## TASK GOAL:
Your task is to repeat the listing exactly.

## INPUT DATA:
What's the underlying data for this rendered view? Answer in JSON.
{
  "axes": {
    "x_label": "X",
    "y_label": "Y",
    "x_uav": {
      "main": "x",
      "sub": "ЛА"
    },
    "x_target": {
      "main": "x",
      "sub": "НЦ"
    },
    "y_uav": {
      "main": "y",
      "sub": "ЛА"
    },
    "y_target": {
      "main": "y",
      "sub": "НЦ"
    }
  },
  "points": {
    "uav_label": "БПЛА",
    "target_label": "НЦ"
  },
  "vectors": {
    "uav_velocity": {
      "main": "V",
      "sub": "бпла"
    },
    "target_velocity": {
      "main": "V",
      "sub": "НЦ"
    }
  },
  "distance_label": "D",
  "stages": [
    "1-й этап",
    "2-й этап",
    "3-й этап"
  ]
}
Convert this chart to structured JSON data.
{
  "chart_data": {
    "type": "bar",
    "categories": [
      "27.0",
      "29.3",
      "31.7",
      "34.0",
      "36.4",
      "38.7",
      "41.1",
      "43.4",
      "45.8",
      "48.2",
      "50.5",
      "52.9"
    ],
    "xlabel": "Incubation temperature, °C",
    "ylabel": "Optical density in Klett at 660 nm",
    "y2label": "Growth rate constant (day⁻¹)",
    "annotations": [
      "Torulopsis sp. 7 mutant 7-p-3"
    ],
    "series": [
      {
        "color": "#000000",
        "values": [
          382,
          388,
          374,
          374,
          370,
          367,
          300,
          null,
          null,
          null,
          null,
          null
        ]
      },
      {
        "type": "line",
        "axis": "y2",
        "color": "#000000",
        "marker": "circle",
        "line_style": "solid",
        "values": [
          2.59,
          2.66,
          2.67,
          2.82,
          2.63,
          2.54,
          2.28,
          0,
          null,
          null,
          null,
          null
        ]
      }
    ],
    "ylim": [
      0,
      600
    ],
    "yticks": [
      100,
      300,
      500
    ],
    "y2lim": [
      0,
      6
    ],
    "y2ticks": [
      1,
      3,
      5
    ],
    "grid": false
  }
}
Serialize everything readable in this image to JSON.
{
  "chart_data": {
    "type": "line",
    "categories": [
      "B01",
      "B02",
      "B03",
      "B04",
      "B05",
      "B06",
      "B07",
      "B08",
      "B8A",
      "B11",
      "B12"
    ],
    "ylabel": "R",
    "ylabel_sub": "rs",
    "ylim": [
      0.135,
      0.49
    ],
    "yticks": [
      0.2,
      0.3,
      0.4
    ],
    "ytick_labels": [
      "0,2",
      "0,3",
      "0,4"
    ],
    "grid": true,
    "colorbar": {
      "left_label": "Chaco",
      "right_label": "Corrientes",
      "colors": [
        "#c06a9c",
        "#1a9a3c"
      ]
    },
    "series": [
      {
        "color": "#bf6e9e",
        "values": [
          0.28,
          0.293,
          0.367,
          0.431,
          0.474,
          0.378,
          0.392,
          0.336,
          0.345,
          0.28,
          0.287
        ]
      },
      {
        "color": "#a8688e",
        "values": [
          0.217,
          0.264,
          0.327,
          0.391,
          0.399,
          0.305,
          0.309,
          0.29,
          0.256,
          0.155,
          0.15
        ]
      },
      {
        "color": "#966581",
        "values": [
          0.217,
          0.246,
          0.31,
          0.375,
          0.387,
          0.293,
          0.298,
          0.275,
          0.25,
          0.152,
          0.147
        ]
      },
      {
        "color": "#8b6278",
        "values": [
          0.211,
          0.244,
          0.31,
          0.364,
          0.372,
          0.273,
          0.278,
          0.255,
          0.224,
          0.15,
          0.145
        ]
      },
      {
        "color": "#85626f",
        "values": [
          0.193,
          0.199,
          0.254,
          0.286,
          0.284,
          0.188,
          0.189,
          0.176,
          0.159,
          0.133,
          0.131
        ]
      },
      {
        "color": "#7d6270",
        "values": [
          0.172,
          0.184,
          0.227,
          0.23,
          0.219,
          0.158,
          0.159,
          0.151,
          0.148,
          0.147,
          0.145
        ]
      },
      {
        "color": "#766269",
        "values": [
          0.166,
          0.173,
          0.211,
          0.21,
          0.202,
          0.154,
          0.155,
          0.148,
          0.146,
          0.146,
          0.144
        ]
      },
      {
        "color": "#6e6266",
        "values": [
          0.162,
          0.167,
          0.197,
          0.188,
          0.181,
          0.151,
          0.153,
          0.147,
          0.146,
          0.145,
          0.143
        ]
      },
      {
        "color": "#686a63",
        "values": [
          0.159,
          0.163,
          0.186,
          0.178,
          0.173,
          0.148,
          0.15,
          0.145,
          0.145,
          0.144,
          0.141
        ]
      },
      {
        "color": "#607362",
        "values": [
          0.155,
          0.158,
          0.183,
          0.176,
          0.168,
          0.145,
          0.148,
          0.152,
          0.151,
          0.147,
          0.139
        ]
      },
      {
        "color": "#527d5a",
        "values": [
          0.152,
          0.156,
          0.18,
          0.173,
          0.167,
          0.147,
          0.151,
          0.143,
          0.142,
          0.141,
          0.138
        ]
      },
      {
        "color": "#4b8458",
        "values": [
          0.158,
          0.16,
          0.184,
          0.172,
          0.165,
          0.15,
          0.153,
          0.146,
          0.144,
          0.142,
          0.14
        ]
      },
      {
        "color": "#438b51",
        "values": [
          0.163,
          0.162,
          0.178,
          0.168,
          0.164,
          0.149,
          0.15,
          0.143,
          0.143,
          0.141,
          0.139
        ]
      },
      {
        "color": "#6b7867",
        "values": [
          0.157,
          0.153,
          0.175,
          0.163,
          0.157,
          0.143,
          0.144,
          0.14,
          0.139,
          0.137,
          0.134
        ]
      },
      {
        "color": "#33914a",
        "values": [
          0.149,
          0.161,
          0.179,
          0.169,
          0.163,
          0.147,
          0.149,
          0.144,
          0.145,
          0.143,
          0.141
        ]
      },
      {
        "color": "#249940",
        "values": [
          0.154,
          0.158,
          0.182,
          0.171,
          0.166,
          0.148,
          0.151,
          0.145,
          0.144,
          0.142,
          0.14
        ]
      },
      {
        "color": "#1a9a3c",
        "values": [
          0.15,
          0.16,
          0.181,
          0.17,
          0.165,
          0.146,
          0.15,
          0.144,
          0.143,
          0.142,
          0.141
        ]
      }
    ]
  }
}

## WRITTEN ANSWER:
What's the underlying data for this rendered view? Answer in JSON.
{
  "axes": {
    "x_label": "X",
    "y_label": "Y",
    "x_uav": {
      "main": "x",
      "sub": "ЛА"
    },
    "x_target": {
      "main": "x",
      "sub": "НЦ"
    },
    "y_uav": {
      "main": "y",
      "sub": "ЛА"
    },
    "y_target": {
      "main": "y",
      "sub": "НЦ"
    }
  },
  "points": {
    "uav_label": "БПЛА",
    "target_label": "НЦ"
  },
  "vectors": {
    "uav_velocity": {
      "main": "V",
      "sub": "бпла"
    },
    "target_velocity": {
      "main": "V",
      "sub": "НЦ"
    }
  },
  "distance_label": "D",
  "stages": [
    "1-й этап",
    "2-й этап",
    "3-й этап"
  ]
}
Convert this chart to structured JSON data.
{
  "chart_data": {
    "type": "bar",
    "categories": [
      "27.0",
      "29.3",
      "31.7",
      "34.0",
      "36.4",
      "38.7",
      "41.1",
      "43.4",
      "45.8",
      "48.2",
      "50.5",
      "52.9"
    ],
    "xlabel": "Incubation temperature, °C",
    "ylabel": "Optical density in Klett at 660 nm",
    "y2label": "Growth rate constant (day⁻¹)",
    "annotations": [
      "Torulopsis sp. 7 mutant 7-p-3"
    ],
    "series": [
      {
        "color": "#000000",
        "values": [
          382,
          388,
          374,
          374,
          370,
          367,
          300,
          null,
          null,
          null,
          null,
          null
        ]
      },
      {
        "type": "line",
        "axis": "y2",
        "color": "#000000",
        "marker": "circle",
        "line_style": "solid",
        "values": [
          2.59,
          2.66,
          2.67,
          2.82,
          2.63,
          2.54,
          2.28,
          0,
          null,
          null,
          null,
          null
        ]
      }
    ],
    "ylim": [
      0,
      600
    ],
    "yticks": [
      100,
      300,
      500
    ],
    "y2lim": [
      0,
      6
    ],
    "y2ticks": [
      1,
      3,
      5
    ],
    "grid": false
  }
}
Serialize everything readable in this image to JSON.
{
  "chart_data": {
    "type": "line",
    "categories": [
      "B01",
      "B02",
      "B03",
      "B04",
      "B05",
      "B06",
      "B07",
      "B08",
      "B8A",
      "B11",
      "B12"
    ],
    "ylabel": "R",
    "ylabel_sub": "rs",
    "ylim": [
      0.135,
      0.49
    ],
    "yticks": [
      0.2,
      0.3,
      0.4
    ],
    "ytick_labels": [
      "0,2",
      "0,3",
      "0,4"
    ],
    "grid": true,
    "colorbar": {
      "left_label": "Chaco",
      "right_label": "Corrientes",
      "colors": [
        "#c06a9c",
        "#1a9a3c"
      ]
    },
    "series": [
      {
        "color": "#bf6e9e",
        "values": [
          0.28,
          0.293,
          0.367,
          0.431,
          0.474,
          0.378,
          0.392,
          0.336,
          0.345,
          0.28,
          0.287
        ]
      },
      {
        "color": "#a8688e",
        "values": [
          0.217,
          0.264,
          0.327,
          0.391,
          0.399,
          0.305,
          0.309,
          0.29,
          0.256,
          0.155,
          0.15
        ]
      },
      {
        "color": "#966581",
        "values": [
          0.217,
          0.246,
          0.31,
          0.375,
          0.387,
          0.293,
          0.298,
          0.275,
          0.25,
          0.152,
          0.147
        ]
      },
      {
        "color": "#8b6278",
        "values": [
          0.211,
          0.244,
          0.31,
          0.364,
          0.372,
          0.273,
          0.278,
          0.255,
          0.224,
          0.15,
          0.145
        ]
      },
      {
        "color": "#85626f",
        "values": [
          0.193,
          0.199,
          0.254,
          0.286,
          0.284,
          0.188,
          0.189,
          0.176,
          0.159,
          0.133,
          0.131
        ]
      },
      {
        "color": "#7d6270",
        "values": [
          0.172,
          0.184,
          0.227,
          0.23,
          0.219,
          0.158,
          0.159,
          0.151,
          0.148,
          0.147,
          0.145
        ]
      },
      {
        "color": "#766269",
        "values": [
          0.166,
          0.173,
          0.211,
          0.21,
          0.202,
          0.154,
          0.155,
          0.148,
          0.146,
          0.146,
          0.144
        ]
      },
      {
        "color": "#6e6266",
        "values": [
          0.162,
          0.167,
          0.197,
          0.188,
          0.181,
          0.151,
          0.153,
          0.147,
          0.146,
          0.145,
          0.143
        ]
      },
      {
        "color": "#686a63",
        "values": [
          0.159,
          0.163,
          0.186,
          0.178,
          0.173,
          0.148,
          0.15,
          0.145,
          0.145,
          0.144,
          0.141
        ]
      },
      {
        "color": "#607362",
        "values": [
          0.155,
          0.158,
          0.183,
          0.176,
          0.168,
          0.145,
          0.148,
          0.152,
          0.151,
          0.147,
          0.139
        ]
      },
      {
        "color": "#527d5a",
        "values": [
          0.152,
          0.156,
          0.18,
          0.173,
          0.167,
          0.147,
          0.151,
          0.143,
          0.142,
          0.141,
          0.138
        ]
      },
      {
        "color": "#4b8458",
        "values": [
          0.158,
          0.16,
          0.184,
          0.172,
          0.165,
          0.15,
          0.153,
          0.146,
          0.144,
          0.142,
          0.14
        ]
      },
      {
        "color": "#438b51",
        "values": [
          0.163,
          0.162,
          0.178,
          0.168,
          0.164,
          0.149,
          0.15,
          0.143,
          0.143,
          0.141,
          0.139
        ]
      },
      {
        "color": "#6b7867",
        "values": [
          0.157,
          0.153,
          0.175,
          0.163,
          0.157,
          0.143,
          0.144,
          0.14,
          0.139,
          0.137,
          0.134
        ]
      },
      {
        "color": "#33914a",
        "values": [
          0.149,
          0.161,
          0.179,
          0.169,
          0.163,
          0.147,
          0.149,
          0.144,
          0.145,
          0.143,
          0.141
        ]
      },
      {
        "color": "#249940",
        "values": [
          0.154,
          0.158,
          0.182,
          0.171,
          0.166,
          0.148,
          0.151,
          0.145,
          0.144,
          0.142,
          0.14
        ]
      },
      {
        "color": "#1a9a3c",
        "values": [
          0.15,
          0.16,
          0.181,
          0.17,
          0.165,
          0.146,
          0.15,
          0.144,
          0.143,
          0.142,
          0.141
        ]
      }
    ]
  }
}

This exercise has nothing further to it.